• The problem
Check each line below for "statt" and report how many have it, nothing else.

--- start of Data to process ---

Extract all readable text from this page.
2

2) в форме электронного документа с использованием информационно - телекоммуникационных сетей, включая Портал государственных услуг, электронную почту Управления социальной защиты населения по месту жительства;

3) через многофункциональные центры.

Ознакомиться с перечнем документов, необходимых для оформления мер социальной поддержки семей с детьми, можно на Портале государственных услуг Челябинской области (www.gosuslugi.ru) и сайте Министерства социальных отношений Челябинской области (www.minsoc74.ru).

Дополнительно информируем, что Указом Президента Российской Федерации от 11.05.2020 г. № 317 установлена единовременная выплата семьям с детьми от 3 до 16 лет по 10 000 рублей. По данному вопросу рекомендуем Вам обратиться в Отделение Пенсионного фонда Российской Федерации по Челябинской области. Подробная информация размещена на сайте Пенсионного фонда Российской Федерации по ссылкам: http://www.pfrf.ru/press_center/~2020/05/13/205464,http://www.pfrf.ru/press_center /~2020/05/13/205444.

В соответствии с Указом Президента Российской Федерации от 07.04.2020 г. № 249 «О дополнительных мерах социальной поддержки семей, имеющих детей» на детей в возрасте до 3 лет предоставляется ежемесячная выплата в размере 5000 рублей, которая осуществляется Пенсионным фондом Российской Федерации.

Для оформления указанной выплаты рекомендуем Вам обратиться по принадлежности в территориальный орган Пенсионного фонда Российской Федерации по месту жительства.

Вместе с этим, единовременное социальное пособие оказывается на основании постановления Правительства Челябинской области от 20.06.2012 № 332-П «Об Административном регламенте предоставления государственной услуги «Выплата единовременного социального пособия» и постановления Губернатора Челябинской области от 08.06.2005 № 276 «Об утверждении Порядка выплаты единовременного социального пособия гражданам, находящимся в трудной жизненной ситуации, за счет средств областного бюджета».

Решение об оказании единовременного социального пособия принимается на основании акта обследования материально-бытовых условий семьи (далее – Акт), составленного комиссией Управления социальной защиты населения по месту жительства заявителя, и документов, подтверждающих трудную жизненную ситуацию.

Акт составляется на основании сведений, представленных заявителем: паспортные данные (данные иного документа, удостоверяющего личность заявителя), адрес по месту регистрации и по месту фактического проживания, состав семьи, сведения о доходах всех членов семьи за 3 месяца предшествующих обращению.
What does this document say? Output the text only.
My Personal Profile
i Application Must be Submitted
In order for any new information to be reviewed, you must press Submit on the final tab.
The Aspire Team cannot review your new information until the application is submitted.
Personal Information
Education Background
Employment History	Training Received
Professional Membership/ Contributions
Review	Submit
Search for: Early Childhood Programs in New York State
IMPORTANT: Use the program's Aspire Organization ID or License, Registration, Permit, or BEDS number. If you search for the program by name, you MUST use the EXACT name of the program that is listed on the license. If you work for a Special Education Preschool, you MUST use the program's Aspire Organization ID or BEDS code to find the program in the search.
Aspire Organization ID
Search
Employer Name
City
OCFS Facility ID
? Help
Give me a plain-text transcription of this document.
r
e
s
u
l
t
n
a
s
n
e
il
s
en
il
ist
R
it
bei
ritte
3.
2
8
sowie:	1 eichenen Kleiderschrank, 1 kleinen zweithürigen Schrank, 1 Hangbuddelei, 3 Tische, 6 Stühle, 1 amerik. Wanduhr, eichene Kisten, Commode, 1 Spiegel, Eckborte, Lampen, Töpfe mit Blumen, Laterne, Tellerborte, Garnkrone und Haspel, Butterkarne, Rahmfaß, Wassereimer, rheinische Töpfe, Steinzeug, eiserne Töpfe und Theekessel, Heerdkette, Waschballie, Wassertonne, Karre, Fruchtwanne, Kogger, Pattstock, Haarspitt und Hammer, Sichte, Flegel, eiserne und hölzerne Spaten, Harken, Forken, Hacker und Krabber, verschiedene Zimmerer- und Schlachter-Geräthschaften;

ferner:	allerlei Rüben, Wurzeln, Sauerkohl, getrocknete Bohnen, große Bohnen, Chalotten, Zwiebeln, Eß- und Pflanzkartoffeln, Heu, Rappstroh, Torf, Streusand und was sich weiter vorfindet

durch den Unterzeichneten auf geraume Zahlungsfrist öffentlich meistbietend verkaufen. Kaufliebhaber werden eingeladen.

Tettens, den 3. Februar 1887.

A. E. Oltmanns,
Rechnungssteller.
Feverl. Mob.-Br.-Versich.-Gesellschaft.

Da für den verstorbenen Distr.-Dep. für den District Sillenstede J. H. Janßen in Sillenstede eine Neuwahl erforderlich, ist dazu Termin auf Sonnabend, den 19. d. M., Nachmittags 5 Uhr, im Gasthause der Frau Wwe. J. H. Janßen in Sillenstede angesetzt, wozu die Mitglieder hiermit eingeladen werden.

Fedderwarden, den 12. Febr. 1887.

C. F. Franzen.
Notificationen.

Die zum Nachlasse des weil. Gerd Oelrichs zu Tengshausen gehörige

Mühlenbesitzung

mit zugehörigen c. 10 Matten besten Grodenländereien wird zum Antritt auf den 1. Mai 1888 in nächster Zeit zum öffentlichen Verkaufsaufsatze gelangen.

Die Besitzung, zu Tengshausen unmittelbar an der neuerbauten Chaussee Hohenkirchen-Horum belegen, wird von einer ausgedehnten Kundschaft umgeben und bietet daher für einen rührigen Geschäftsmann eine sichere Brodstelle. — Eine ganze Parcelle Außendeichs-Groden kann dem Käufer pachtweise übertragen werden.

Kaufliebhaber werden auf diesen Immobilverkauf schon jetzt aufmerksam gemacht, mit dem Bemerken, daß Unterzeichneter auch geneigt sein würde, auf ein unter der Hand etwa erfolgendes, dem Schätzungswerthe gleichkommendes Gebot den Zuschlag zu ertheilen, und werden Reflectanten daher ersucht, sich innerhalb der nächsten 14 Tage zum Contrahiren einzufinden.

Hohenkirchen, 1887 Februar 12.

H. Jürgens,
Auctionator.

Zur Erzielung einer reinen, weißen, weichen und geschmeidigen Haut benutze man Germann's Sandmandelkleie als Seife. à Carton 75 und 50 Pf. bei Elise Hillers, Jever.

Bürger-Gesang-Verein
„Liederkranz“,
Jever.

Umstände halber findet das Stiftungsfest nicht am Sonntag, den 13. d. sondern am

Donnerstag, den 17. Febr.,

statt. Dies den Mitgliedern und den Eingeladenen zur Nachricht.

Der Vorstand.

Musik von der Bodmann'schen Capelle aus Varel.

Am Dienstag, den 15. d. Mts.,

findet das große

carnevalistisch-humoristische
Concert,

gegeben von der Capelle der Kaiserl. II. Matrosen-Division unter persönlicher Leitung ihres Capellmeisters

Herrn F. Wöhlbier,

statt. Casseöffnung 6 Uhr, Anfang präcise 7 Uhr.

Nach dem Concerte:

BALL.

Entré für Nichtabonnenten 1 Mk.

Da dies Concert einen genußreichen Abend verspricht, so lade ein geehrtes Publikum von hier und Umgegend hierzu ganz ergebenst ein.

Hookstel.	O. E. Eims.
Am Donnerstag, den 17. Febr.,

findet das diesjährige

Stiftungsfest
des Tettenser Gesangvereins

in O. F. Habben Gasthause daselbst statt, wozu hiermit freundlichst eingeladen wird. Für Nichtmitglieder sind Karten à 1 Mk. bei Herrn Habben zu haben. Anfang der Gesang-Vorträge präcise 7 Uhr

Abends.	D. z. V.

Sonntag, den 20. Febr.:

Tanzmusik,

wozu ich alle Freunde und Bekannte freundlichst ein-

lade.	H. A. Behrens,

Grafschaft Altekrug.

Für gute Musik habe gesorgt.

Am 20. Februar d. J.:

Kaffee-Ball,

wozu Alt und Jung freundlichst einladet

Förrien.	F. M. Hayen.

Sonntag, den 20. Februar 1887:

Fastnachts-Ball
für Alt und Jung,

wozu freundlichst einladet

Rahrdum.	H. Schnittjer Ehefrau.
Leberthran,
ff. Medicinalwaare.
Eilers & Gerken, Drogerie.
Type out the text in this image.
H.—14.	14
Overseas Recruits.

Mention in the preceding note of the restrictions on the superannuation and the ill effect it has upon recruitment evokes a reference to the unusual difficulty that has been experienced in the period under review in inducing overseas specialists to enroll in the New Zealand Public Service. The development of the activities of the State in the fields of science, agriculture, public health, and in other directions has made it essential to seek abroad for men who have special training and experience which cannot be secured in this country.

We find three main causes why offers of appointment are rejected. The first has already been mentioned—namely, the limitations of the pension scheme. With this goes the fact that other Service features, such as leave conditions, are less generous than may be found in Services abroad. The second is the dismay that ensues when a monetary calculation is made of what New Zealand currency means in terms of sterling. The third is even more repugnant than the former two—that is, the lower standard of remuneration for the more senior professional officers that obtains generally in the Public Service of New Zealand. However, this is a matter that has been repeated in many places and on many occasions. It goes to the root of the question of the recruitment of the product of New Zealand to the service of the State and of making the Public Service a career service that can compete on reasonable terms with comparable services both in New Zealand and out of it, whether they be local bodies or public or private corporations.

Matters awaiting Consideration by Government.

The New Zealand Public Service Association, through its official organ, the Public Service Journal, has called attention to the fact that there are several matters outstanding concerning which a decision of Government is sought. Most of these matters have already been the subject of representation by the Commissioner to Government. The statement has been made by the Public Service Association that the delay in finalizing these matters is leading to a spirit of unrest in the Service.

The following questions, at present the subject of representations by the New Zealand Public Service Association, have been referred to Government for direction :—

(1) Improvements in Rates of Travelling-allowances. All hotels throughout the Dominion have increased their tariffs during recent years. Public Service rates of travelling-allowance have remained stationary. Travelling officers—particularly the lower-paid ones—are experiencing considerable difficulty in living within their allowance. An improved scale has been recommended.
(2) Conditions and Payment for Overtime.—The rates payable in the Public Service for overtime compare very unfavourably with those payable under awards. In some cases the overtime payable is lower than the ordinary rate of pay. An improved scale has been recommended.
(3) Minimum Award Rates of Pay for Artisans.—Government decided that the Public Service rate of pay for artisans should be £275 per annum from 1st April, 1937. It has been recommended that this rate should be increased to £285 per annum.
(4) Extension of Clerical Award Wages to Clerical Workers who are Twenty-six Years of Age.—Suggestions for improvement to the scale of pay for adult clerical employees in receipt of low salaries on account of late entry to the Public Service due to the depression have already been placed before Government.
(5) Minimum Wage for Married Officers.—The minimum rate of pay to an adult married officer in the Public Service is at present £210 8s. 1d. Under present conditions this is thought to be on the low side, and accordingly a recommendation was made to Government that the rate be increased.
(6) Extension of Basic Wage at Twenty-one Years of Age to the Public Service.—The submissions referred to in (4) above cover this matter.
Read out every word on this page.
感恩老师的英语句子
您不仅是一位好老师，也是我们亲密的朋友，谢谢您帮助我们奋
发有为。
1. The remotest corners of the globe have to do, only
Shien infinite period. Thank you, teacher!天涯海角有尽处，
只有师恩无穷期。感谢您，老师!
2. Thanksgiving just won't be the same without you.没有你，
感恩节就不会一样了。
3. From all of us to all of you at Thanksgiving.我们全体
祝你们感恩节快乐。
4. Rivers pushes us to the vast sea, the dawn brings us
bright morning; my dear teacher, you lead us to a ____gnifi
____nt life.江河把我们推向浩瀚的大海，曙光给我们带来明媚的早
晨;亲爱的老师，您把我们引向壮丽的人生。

--- end of Data to process ---

• Response
3